— Dataset excerpts —

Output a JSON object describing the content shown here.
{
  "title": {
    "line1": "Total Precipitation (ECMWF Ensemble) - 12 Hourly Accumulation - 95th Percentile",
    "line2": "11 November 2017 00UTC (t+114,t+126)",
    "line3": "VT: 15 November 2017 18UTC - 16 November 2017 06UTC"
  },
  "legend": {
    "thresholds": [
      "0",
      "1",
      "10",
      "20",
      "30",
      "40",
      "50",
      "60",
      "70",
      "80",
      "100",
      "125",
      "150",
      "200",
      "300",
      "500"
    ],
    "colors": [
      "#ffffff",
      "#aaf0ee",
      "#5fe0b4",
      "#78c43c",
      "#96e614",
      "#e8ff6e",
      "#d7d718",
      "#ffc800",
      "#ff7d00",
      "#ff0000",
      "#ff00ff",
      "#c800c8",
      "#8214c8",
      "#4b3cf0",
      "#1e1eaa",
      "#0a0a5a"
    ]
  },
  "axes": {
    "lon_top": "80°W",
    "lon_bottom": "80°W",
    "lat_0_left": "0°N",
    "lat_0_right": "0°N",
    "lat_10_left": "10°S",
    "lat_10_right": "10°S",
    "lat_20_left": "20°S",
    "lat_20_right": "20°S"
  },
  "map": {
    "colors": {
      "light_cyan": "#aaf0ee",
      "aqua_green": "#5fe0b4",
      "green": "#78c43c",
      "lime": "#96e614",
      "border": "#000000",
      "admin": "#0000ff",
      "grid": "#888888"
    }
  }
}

— Exercise directions —
Search the data above for the word "November", then gather each line in which it appears.

— Result below —
    "line2": "11 November 2017 00UTC (t+114,t+126)",
    "line3": "VT: 15 November 2017 18UTC - 16 November 2017 06UTC"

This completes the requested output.